Wendi Steinman shares her love of hibiscus with her party guests. Each guest departs with a colorful hibiscus flower, which artist and garden enthusiast Steinman uses as table decorations.

She and her husband Neil have surrounded their Laguna Beach house with 75 hibiscus shrubs of 60 varieties in addition to a multitude of other tropical and subtropical plants.

"I fell in love with the hibiscus when I first visited Hawaii," Wendi Steinman said. A resident of New York at the time, Steinman promised herself that if she ever lived in a warm climate, she would grow these colorful shrubs.

There are more than 200 species of hibiscus. One of the most popular is H. rosa-sinensis, also called Chinese Hibiscus or Tropical Hibiscus. These are the large shrubs that are planted by many Southern California residents because they thrive in this warm climate.

Technically, they're subtropical plants that thrive and flower prolifically in warm climates but can also tolerate some cold weather, too.

Originally from China, India and Southern Japan, ornamental hibiscus have graced gardens worldwide for centuries. But today's vast variety of flower forms and colors is due to the work of hybridizers in Hawaii, California and Florida.

Fondly regarded as the queen of the tropical flowers by hibiscus fanciers, the flowers range in size from a diminutive two-inch diameter to a whopping 10-inch diameter. Colors range from pristine white through pink to red, from yellow and apricot, to orange. New varieties include color blends.

* Brief A *
Count the lines in the entries below that contain the string "marker". Case counts, and reply with only the number.

* Data supplied *

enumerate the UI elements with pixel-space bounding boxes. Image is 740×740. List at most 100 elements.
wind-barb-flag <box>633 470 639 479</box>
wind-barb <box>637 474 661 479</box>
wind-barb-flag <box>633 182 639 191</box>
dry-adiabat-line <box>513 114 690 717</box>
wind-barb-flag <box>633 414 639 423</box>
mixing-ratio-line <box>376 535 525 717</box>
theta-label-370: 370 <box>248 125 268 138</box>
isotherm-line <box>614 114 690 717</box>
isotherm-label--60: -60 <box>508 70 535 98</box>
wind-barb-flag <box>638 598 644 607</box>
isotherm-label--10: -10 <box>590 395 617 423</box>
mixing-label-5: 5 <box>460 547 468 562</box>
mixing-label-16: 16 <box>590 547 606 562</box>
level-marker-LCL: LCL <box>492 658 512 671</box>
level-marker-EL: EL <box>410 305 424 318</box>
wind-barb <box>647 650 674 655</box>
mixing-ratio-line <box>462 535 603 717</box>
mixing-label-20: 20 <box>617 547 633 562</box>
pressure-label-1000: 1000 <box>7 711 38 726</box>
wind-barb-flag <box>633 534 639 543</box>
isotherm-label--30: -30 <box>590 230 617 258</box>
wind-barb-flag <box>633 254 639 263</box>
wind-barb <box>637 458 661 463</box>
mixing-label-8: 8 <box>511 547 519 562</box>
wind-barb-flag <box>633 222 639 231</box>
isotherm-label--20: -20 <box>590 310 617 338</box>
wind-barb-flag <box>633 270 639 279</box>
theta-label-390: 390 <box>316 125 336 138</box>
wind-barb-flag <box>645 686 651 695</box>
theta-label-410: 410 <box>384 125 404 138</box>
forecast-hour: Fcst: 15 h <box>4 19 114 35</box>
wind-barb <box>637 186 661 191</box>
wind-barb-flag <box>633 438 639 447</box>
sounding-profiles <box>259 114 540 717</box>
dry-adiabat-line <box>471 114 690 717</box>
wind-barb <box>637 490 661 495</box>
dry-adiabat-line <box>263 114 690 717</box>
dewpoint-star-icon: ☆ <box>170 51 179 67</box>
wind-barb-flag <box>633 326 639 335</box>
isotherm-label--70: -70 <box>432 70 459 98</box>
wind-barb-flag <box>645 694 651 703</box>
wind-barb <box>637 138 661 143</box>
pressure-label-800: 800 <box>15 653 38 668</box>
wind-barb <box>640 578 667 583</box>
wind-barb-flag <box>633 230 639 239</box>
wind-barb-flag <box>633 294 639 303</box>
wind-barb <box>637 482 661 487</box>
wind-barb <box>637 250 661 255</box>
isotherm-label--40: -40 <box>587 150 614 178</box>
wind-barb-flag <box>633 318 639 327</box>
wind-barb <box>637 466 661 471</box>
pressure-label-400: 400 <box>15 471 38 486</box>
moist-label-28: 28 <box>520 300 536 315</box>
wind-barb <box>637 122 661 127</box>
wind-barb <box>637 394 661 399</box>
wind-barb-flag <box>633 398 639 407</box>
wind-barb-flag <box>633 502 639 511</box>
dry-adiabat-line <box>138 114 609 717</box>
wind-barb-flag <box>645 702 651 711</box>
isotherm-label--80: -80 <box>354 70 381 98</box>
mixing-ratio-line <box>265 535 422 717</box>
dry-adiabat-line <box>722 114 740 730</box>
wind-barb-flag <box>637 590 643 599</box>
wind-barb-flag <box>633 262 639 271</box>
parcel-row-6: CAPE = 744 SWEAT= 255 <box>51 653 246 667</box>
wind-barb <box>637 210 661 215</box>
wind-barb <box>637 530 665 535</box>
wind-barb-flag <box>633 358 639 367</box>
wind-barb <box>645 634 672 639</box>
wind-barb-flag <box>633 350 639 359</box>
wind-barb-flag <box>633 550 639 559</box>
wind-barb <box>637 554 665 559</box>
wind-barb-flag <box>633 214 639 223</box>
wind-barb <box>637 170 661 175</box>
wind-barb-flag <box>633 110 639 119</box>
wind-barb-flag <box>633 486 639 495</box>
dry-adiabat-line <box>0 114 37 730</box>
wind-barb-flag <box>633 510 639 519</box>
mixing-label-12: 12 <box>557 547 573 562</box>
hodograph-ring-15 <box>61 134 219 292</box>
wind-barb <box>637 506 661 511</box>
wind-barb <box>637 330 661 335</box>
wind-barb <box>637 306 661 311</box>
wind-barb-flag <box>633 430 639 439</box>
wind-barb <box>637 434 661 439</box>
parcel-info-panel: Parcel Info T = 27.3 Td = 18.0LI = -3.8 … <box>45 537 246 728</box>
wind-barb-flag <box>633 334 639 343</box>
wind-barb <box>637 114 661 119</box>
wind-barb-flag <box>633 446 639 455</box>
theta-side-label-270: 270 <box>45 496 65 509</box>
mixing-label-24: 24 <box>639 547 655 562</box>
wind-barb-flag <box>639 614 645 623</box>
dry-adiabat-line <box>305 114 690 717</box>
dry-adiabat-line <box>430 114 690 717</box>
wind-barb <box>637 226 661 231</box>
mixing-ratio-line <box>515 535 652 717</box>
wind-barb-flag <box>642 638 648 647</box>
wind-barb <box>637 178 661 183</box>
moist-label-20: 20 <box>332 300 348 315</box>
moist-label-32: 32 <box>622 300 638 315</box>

* Brief B *
Using the hibiscus text above, mark each statement yes or no, and quote the words that decide it: (i) The Steinmans have 75 hibiscus shrubs of 60 varieties around their house. (ii) Wendi Steinman first fell in love with the hibiscus in Florida. (iii) Hibiscus flowers can reach a diameter of 12 inches.

* Final result A *
2

* Final result B *
(i) Yes: "75 hibiscus shrubs of 60 varieties"
(ii) No: "I fell in love with the hibiscus when I first visited Hawaii"
(iii) No: "to a whopping 10-inch diameter"